Requirements - Each line of the material must be repeated precisely, with the pictures left out.

Data provided -
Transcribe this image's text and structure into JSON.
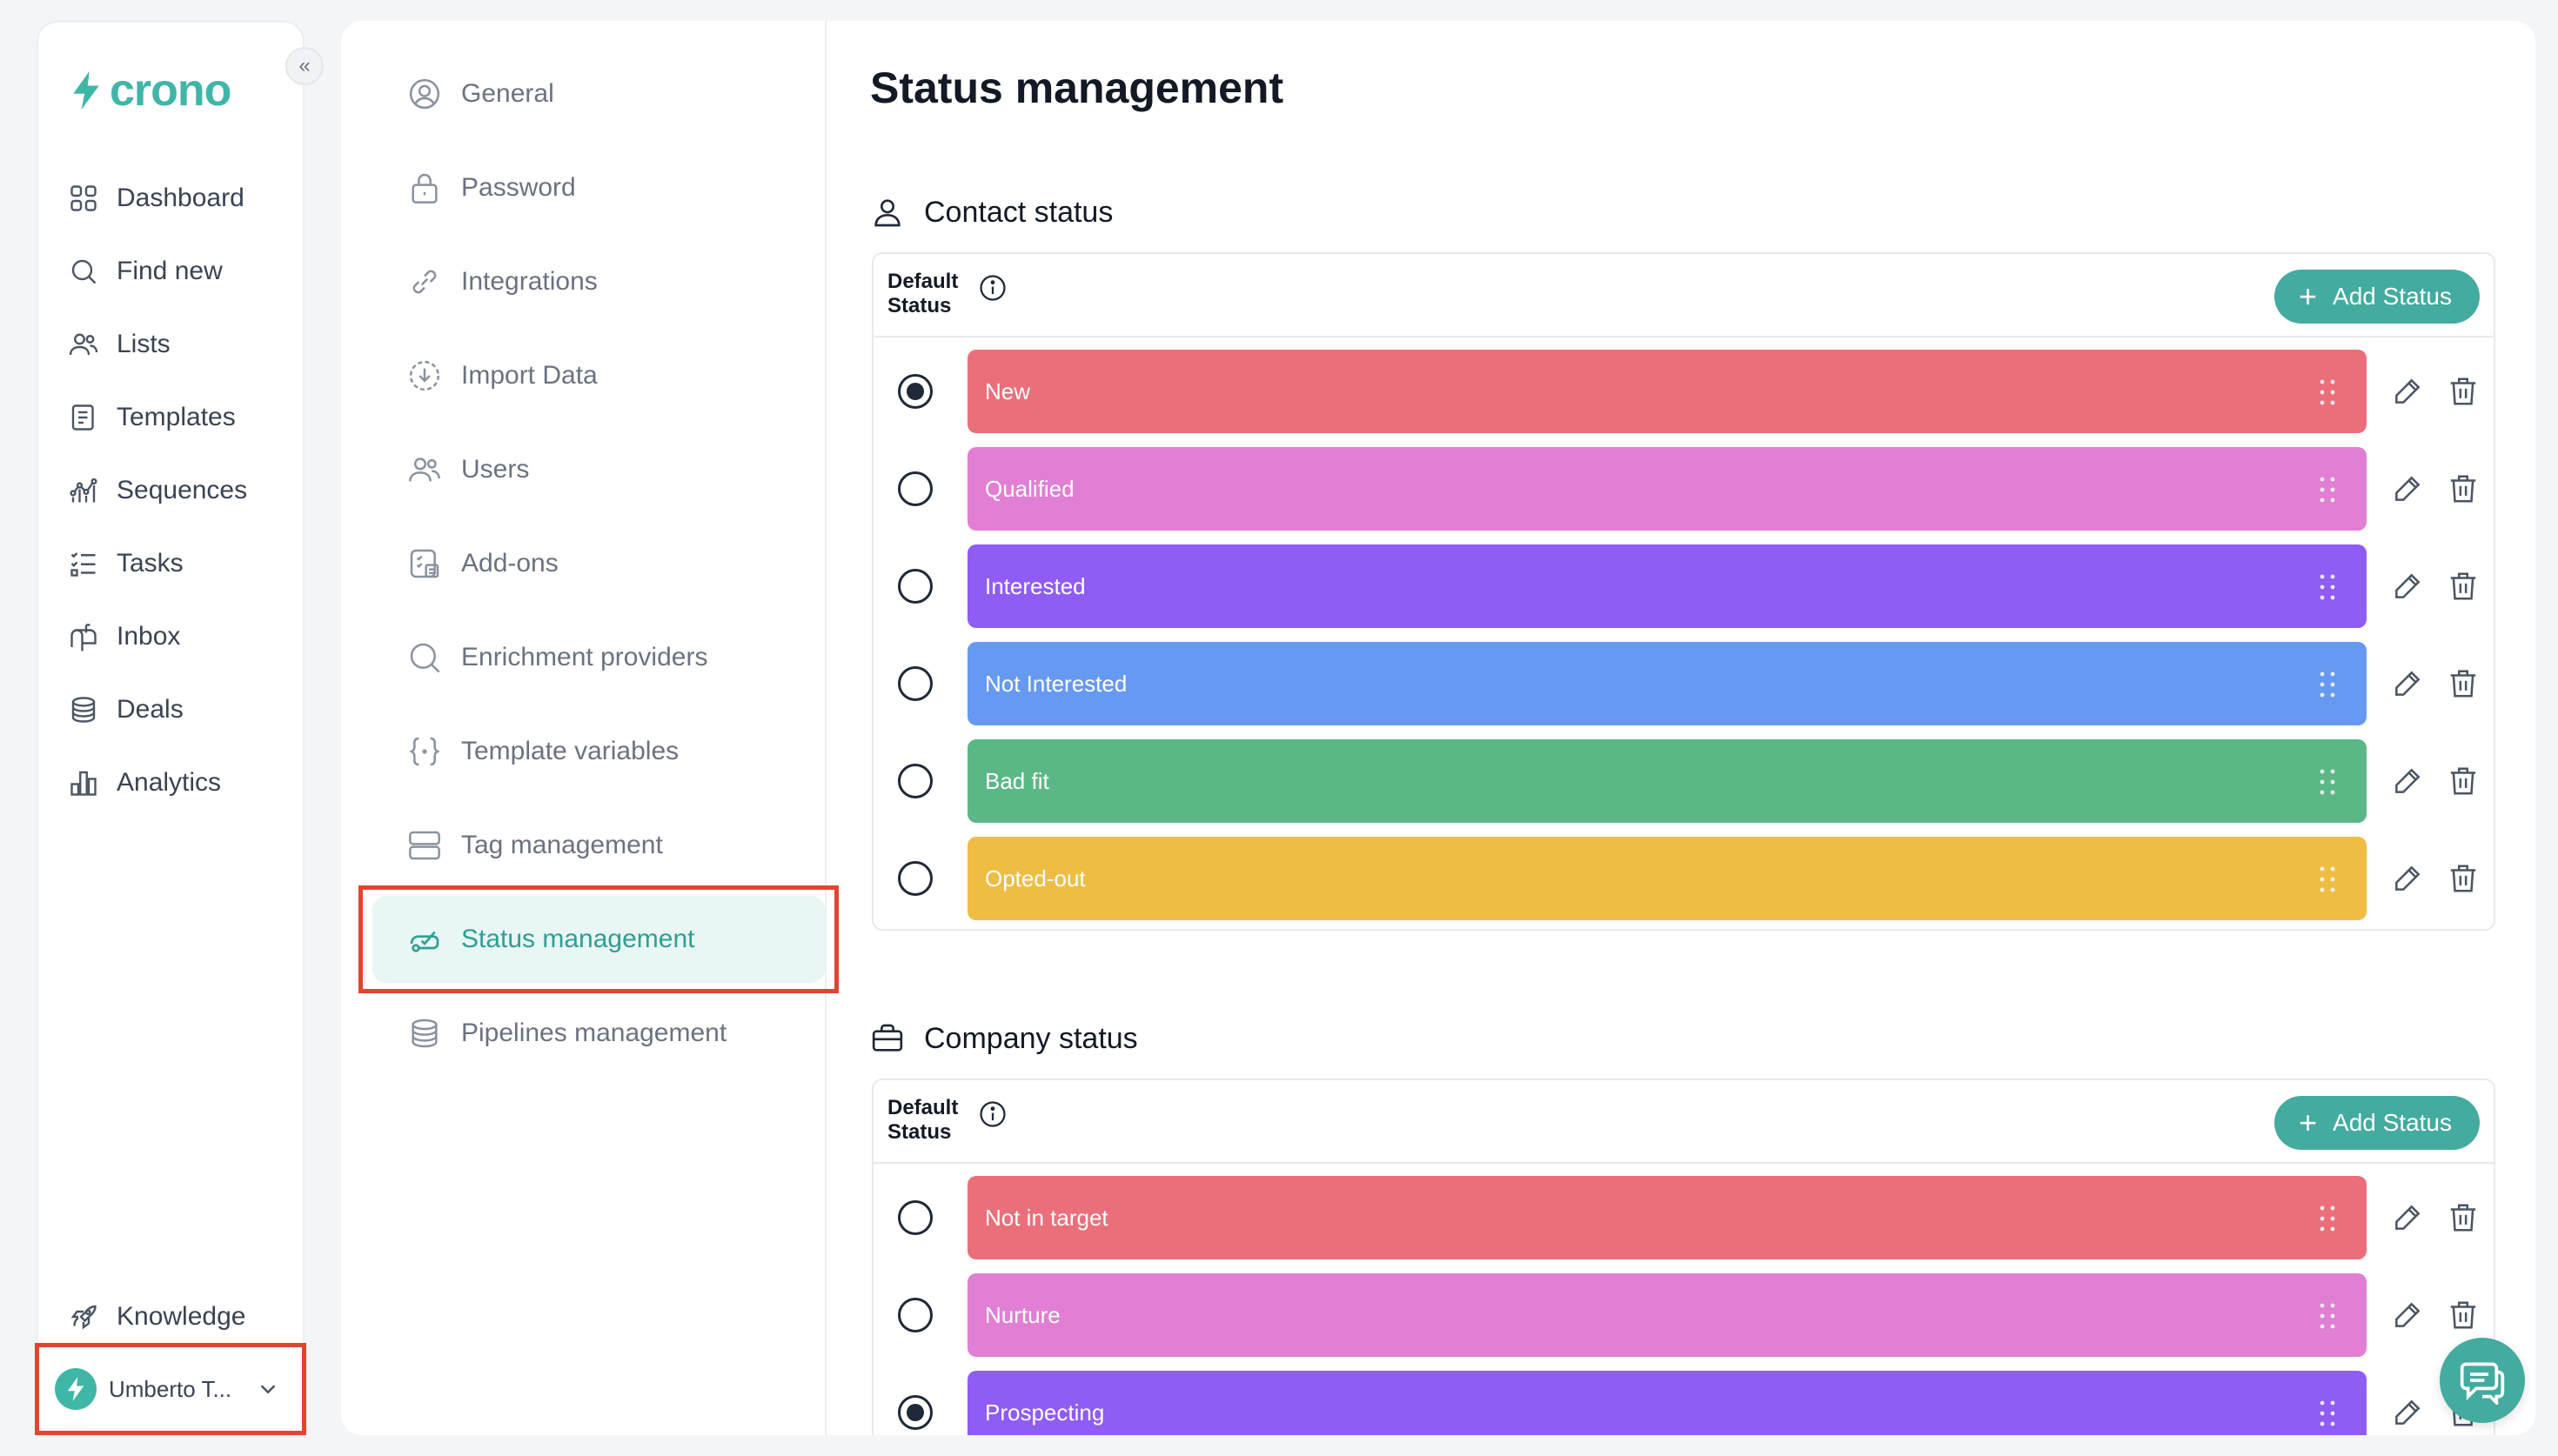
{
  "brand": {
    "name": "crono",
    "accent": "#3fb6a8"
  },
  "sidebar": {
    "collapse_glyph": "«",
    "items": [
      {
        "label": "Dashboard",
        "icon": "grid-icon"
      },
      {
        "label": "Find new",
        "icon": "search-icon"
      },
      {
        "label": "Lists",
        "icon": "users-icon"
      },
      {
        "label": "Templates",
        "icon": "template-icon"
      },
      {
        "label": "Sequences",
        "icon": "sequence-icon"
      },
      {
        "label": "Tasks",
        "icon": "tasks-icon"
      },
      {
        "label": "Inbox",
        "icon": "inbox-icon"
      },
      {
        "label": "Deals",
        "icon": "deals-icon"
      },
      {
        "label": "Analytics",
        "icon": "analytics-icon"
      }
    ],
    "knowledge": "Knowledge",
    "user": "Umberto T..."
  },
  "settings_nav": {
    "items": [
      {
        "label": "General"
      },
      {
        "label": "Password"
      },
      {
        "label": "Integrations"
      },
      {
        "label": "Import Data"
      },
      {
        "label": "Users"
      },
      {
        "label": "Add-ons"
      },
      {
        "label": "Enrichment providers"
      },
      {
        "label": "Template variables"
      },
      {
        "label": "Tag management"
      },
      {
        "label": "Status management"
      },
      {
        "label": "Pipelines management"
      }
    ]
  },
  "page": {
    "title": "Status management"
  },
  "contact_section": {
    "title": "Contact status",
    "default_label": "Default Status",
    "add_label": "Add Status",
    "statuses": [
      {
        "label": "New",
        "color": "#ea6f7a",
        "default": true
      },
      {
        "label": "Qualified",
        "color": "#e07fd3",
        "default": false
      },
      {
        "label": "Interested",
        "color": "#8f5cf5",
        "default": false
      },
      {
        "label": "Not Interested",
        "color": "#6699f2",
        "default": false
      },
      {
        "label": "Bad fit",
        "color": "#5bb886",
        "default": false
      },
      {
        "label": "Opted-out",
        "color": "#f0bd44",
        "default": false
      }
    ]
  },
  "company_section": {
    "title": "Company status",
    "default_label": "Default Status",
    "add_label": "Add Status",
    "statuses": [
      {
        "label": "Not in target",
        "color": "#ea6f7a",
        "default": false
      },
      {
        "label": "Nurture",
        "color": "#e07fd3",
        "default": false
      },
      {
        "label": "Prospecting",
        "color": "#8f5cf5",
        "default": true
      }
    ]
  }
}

Exercise solution -
Transcribe this image's text and structure into JSON.
{
  "brand": {
    "name": "crono",
    "accent": "#3fb6a8"
  },
  "sidebar": {
    "collapse_glyph": "«",
    "items": [
      {
        "label": "Dashboard",
        "icon": "grid-icon"
      },
      {
        "label": "Find new",
        "icon": "search-icon"
      },
      {
        "label": "Lists",
        "icon": "users-icon"
      },
      {
        "label": "Templates",
        "icon": "template-icon"
      },
      {
        "label": "Sequences",
        "icon": "sequence-icon"
      },
      {
        "label": "Tasks",
        "icon": "tasks-icon"
      },
      {
        "label": "Inbox",
        "icon": "inbox-icon"
      },
      {
        "label": "Deals",
        "icon": "deals-icon"
      },
      {
        "label": "Analytics",
        "icon": "analytics-icon"
      }
    ],
    "knowledge": "Knowledge",
    "user": "Umberto T..."
  },
  "settings_nav": {
    "items": [
      {
        "label": "General"
      },
      {
        "label": "Password"
      },
      {
        "label": "Integrations"
      },
      {
        "label": "Import Data"
      },
      {
        "label": "Users"
      },
      {
        "label": "Add-ons"
      },
      {
        "label": "Enrichment providers"
      },
      {
        "label": "Template variables"
      },
      {
        "label": "Tag management"
      },
      {
        "label": "Status management"
      },
      {
        "label": "Pipelines management"
      }
    ]
  },
  "page": {
    "title": "Status management"
  },
  "contact_section": {
    "title": "Contact status",
    "default_label": "Default Status",
    "add_label": "Add Status",
    "statuses": [
      {
        "label": "New",
        "color": "#ea6f7a",
        "default": true
      },
      {
        "label": "Qualified",
        "color": "#e07fd3",
        "default": false
      },
      {
        "label": "Interested",
        "color": "#8f5cf5",
        "default": false
      },
      {
        "label": "Not Interested",
        "color": "#6699f2",
        "default": false
      },
      {
        "label": "Bad fit",
        "color": "#5bb886",
        "default": false
      },
      {
        "label": "Opted-out",
        "color": "#f0bd44",
        "default": false
      }
    ]
  },
  "company_section": {
    "title": "Company status",
    "default_label": "Default Status",
    "add_label": "Add Status",
    "statuses": [
      {
        "label": "Not in target",
        "color": "#ea6f7a",
        "default": false
      },
      {
        "label": "Nurture",
        "color": "#e07fd3",
        "default": false
      },
      {
        "label": "Prospecting",
        "color": "#8f5cf5",
        "default": true
      }
    ]
  }
}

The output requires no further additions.